--- EXERCISE MATERIAL ---
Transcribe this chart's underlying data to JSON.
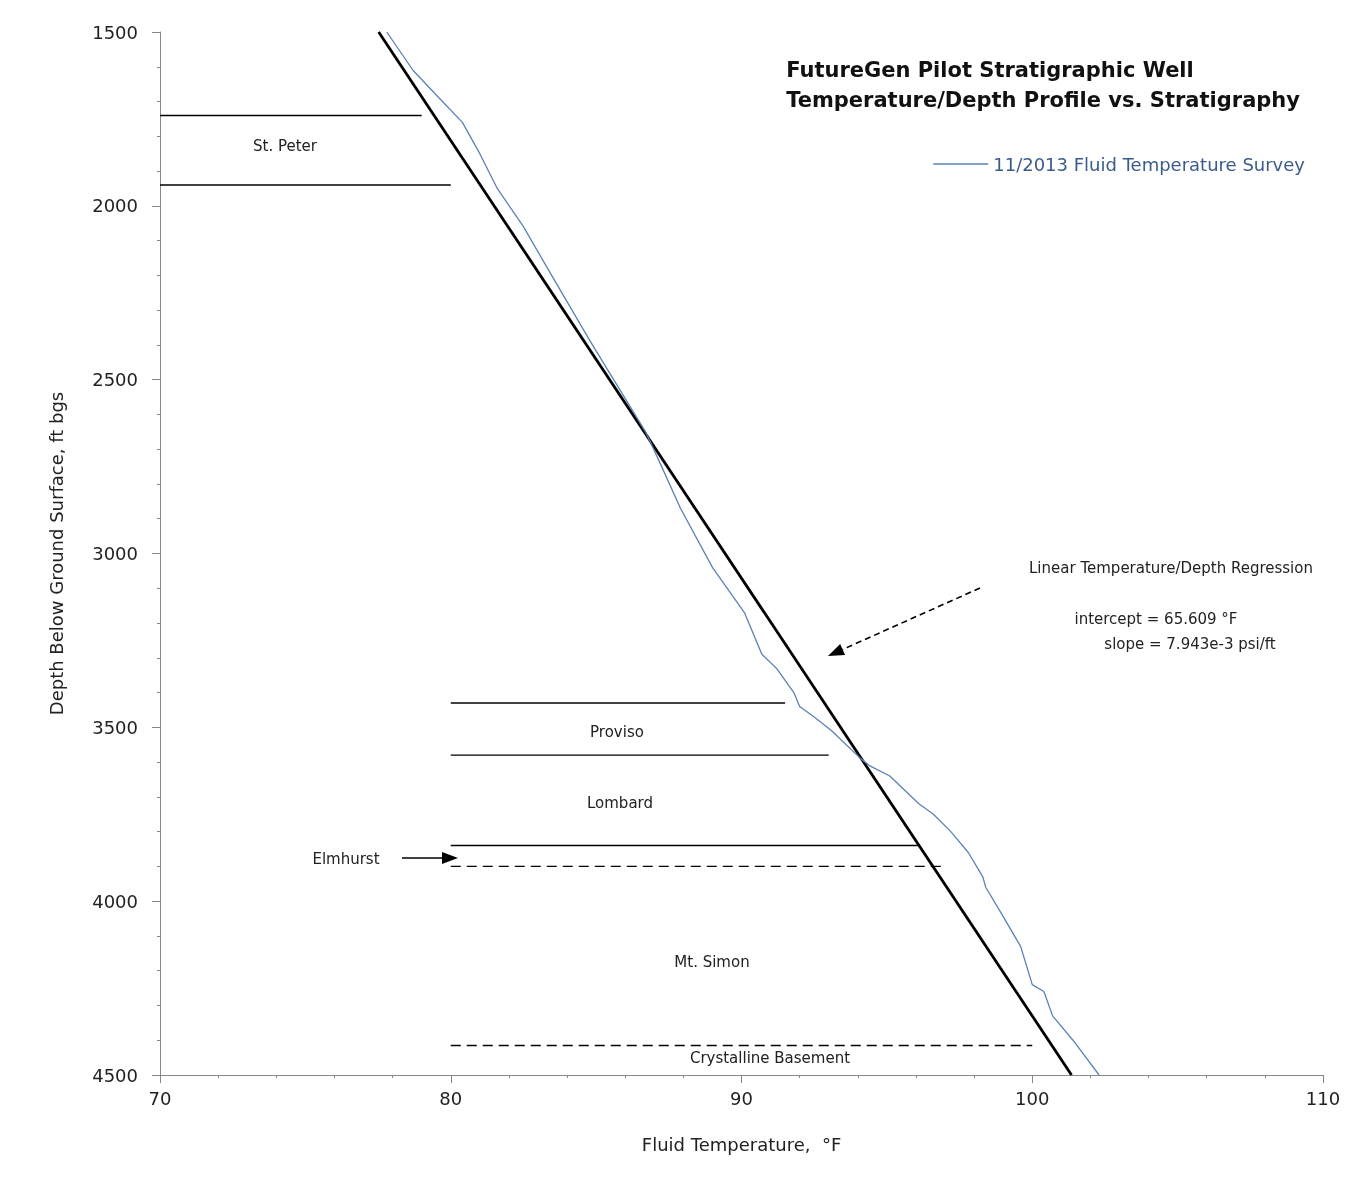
{
  "chart_data": {
    "type": "line",
    "title": "FutureGen Pilot Stratigraphic Well\nTemperature/Depth Profile vs. Stratigraphy",
    "xlabel": "Fluid Temperature,  °F",
    "ylabel": "Depth Below Ground Surface, ft bgs",
    "xlim": [
      70,
      110
    ],
    "xticks": [
      70,
      80,
      90,
      100,
      110
    ],
    "ylim": [
      4500,
      1500
    ],
    "yticks": [
      1500,
      2000,
      2500,
      3000,
      3500,
      4000,
      4500
    ],
    "grid": false,
    "legend": "top right",
    "marker": "none",
    "series": [
      {
        "name": "11/2013 Fluid Temperature Survey",
        "color": "#5b82b5",
        "line_style": "solid",
        "x": [
          77.8,
          78.7,
          79.6,
          80.4,
          81.0,
          81.6,
          82.5,
          83.4,
          84.8,
          86.7,
          87.2,
          87.9,
          89.0,
          90.1,
          90.7,
          91.2,
          91.8,
          92.0,
          92.5,
          93.1,
          94.1,
          94.4,
          95.1,
          96.1,
          96.6,
          97.2,
          97.8,
          98.3,
          98.4,
          98.9,
          99.6,
          100.0,
          100.4,
          100.7,
          101.4,
          102.3
        ],
        "values": [
          1500,
          1610,
          1690,
          1760,
          1850,
          1950,
          2060,
          2190,
          2390,
          2650,
          2740,
          2870,
          3040,
          3170,
          3290,
          3330,
          3400,
          3440,
          3470,
          3510,
          3590,
          3610,
          3640,
          3720,
          3750,
          3800,
          3860,
          3930,
          3960,
          4030,
          4130,
          4240,
          4260,
          4330,
          4400,
          4500
        ]
      },
      {
        "color": "#000000",
        "line_style": "solid",
        "x": [
          77.52,
          101.35
        ],
        "values": [
          1500,
          4500
        ]
      },
      {
        "color": "#000000",
        "line_style": "solid",
        "x": [
          70,
          79.0
        ],
        "values": [
          1740,
          1740
        ]
      },
      {
        "color": "#000000",
        "line_style": "solid",
        "x": [
          70,
          80
        ],
        "values": [
          1940,
          1940
        ]
      },
      {
        "color": "#000000",
        "line_style": "solid",
        "x": [
          80,
          91.5
        ],
        "values": [
          3430,
          3430
        ]
      },
      {
        "color": "#000000",
        "line_style": "solid",
        "x": [
          80,
          93.0
        ],
        "values": [
          3580,
          3580
        ]
      },
      {
        "color": "#000000",
        "line_style": "solid",
        "x": [
          80,
          96.1
        ],
        "values": [
          3840,
          3840
        ]
      },
      {
        "color": "#000000",
        "line_style": "dashed",
        "x": [
          80,
          97.0
        ],
        "values": [
          3900,
          3900
        ]
      },
      {
        "color": "#000000",
        "line_style": "dashed",
        "x": [
          80,
          100
        ],
        "values": [
          4415,
          4415
        ]
      }
    ],
    "annotations": [
      "St. Peter",
      "Proviso",
      "Lombard",
      "Elmhurst",
      "Mt. Simon",
      "Crystalline Basement",
      "Linear Temperature/Depth Regression",
      "intercept  =  65.609 °F",
      "slope  =  7.943e-3 psi/ft"
    ]
  }
}
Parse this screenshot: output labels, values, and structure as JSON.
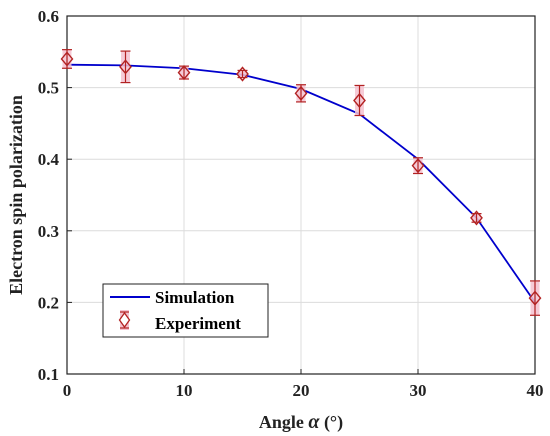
{
  "chart_data": {
    "type": "line",
    "xlabel_prefix": "Angle",
    "xlabel_symbol": "α",
    "xlabel_unit": "(°)",
    "ylabel": "Electron spin polarization",
    "xlim": [
      0,
      40
    ],
    "ylim": [
      0.1,
      0.6
    ],
    "xticks": [
      0,
      10,
      20,
      30,
      40
    ],
    "yticks": [
      0.1,
      0.2,
      0.3,
      0.4,
      0.5,
      0.6
    ],
    "grid": true,
    "legend_placement": "bottom-left",
    "series": [
      {
        "name": "Simulation",
        "kind": "line",
        "color": "#0000cc",
        "x": [
          0,
          5,
          10,
          15,
          20,
          25,
          30,
          35,
          40
        ],
        "y": [
          0.532,
          0.531,
          0.527,
          0.518,
          0.498,
          0.463,
          0.4,
          0.318,
          0.2
        ]
      },
      {
        "name": "Experiment",
        "kind": "errorbar",
        "color": "#b22222",
        "errorbar_fill": "#f4c2d0",
        "x": [
          0,
          5,
          10,
          15,
          20,
          25,
          30,
          35,
          40
        ],
        "y": [
          0.54,
          0.529,
          0.521,
          0.519,
          0.492,
          0.482,
          0.391,
          0.318,
          0.206
        ],
        "err": [
          0.013,
          0.022,
          0.009,
          0.005,
          0.012,
          0.021,
          0.011,
          0.006,
          0.024
        ]
      }
    ]
  }
}
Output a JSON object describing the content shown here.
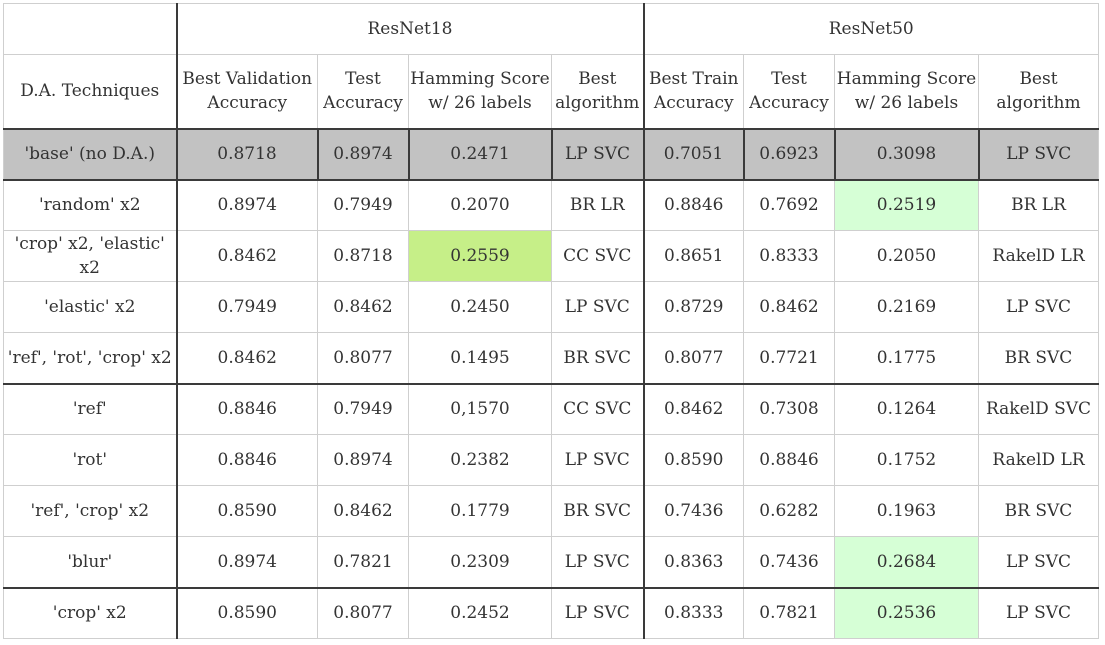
{
  "groups": {
    "resnet18": "ResNet18",
    "resnet50": "ResNet50"
  },
  "headers": {
    "technique": "D.A. Techniques",
    "r18_val_acc": "Best Validation Accuracy",
    "r18_test_acc": "Test Accuracy",
    "r18_hamming": "Hamming Score w/ 26 labels",
    "r18_algo": "Best algorithm",
    "r50_train_acc": "Best Train Accuracy",
    "r50_test_acc": "Test Accuracy",
    "r50_hamming": "Hamming Score w/ 26 labels",
    "r50_algo": "Best algorithm"
  },
  "rows": [
    [
      "'base' (no D.A.)",
      "0.8718",
      "0.8974",
      "0.2471",
      "LP SVC",
      "0.7051",
      "0.6923",
      "0.3098",
      "LP SVC"
    ],
    [
      "'random' x2",
      "0.8974",
      "0.7949",
      "0.2070",
      "BR LR",
      "0.8846",
      "0.7692",
      "0.2519",
      "BR LR"
    ],
    [
      "'crop' x2, 'elastic' x2",
      "0.8462",
      "0.8718",
      "0.2559",
      "CC SVC",
      "0.8651",
      "0.8333",
      "0.2050",
      "RakelD LR"
    ],
    [
      "'elastic' x2",
      "0.7949",
      "0.8462",
      "0.2450",
      "LP SVC",
      "0.8729",
      "0.8462",
      "0.2169",
      "LP SVC"
    ],
    [
      "'ref', 'rot', 'crop' x2",
      "0.8462",
      "0.8077",
      "0.1495",
      "BR SVC",
      "0.8077",
      "0.7721",
      "0.1775",
      "BR SVC"
    ],
    [
      "'ref'",
      "0.8846",
      "0.7949",
      "0,1570",
      "CC SVC",
      "0.8462",
      "0.7308",
      "0.1264",
      "RakelD SVC"
    ],
    [
      "'rot'",
      "0.8846",
      "0.8974",
      "0.2382",
      "LP SVC",
      "0.8590",
      "0.8846",
      "0.1752",
      "RakelD LR"
    ],
    [
      "'ref', 'crop' x2",
      "0.8590",
      "0.8462",
      "0.1779",
      "BR SVC",
      "0.7436",
      "0.6282",
      "0.1963",
      "BR SVC"
    ],
    [
      "'blur'",
      "0.8974",
      "0.7821",
      "0.2309",
      "LP SVC",
      "0.8363",
      "0.7436",
      "0.2684",
      "LP SVC"
    ],
    [
      "'crop' x2",
      "0.8590",
      "0.8077",
      "0.2452",
      "LP SVC",
      "0.8333",
      "0.7821",
      "0.2536",
      "LP SVC"
    ]
  ],
  "colors": {
    "base_row_bg": "#c2c2c2",
    "highlight_strong": "#c6ef88",
    "highlight_soft": "#d6ffd6"
  }
}
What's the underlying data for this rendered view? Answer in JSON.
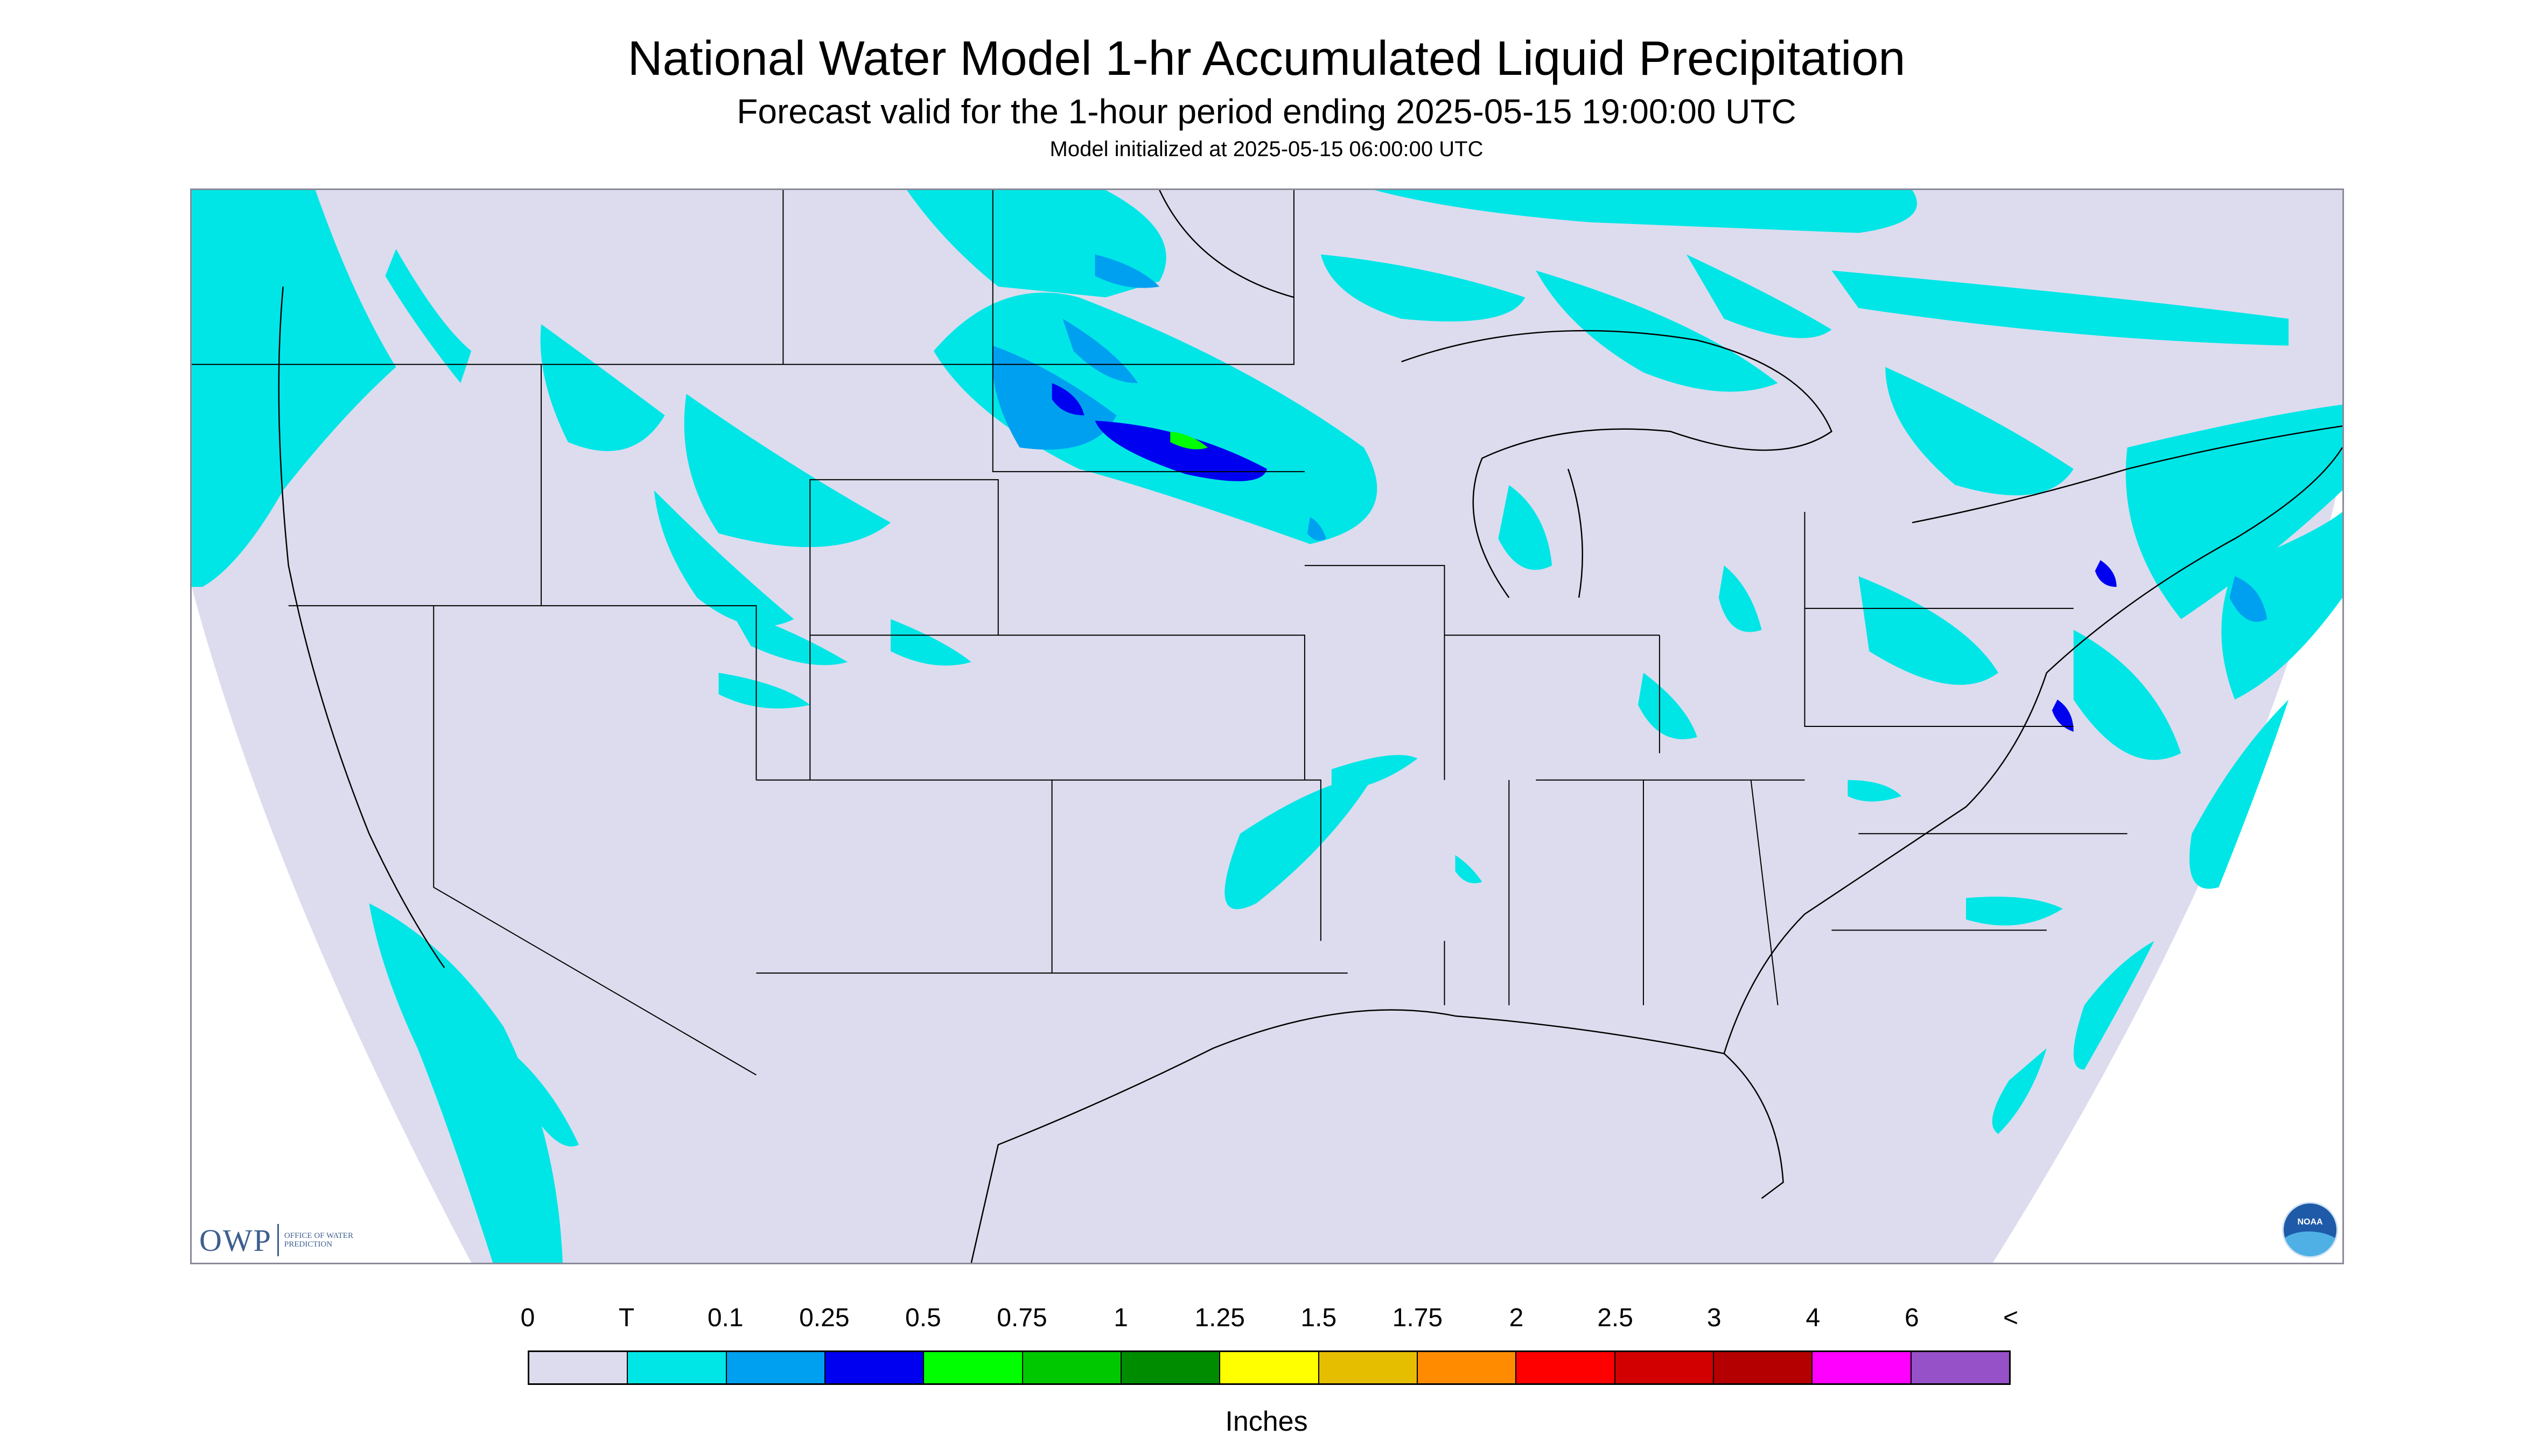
{
  "header": {
    "title": "National Water Model 1-hr Accumulated Liquid Precipitation",
    "subtitle": "Forecast valid for the 1-hour period ending 2025-05-15 19:00:00 UTC",
    "init": "Model initialized at 2025-05-15 06:00:00 UTC"
  },
  "logos": {
    "owp_main": "OWP",
    "owp_sub": "OFFICE OF WATER PREDICTION",
    "noaa": "NOAA"
  },
  "legend": {
    "labels": [
      "0",
      "T",
      "0.1",
      "0.25",
      "0.5",
      "0.75",
      "1",
      "1.25",
      "1.5",
      "1.75",
      "2",
      "2.5",
      "3",
      "4",
      "6",
      "<"
    ],
    "colors": [
      "#dcdcee",
      "#00e6e6",
      "#00a0f0",
      "#0000f0",
      "#00ff00",
      "#00c800",
      "#008c00",
      "#ffff00",
      "#e6be00",
      "#ff8c00",
      "#ff0000",
      "#d20000",
      "#b40000",
      "#ff00ff",
      "#9650c8"
    ],
    "units": "Inches"
  },
  "map": {
    "background_color": "#dcdcee",
    "offdomain_color": "#ffffff",
    "boundary_color": "#000000"
  }
}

--- GIVEN INSTRUCTION ---
Copy out every line of the data that includes the word "underlying".

--- TASK OUTPUT ---
Transcribe this chart's underlying data to JSON.
What's the underlying data for this rendered view? Answer in JSON.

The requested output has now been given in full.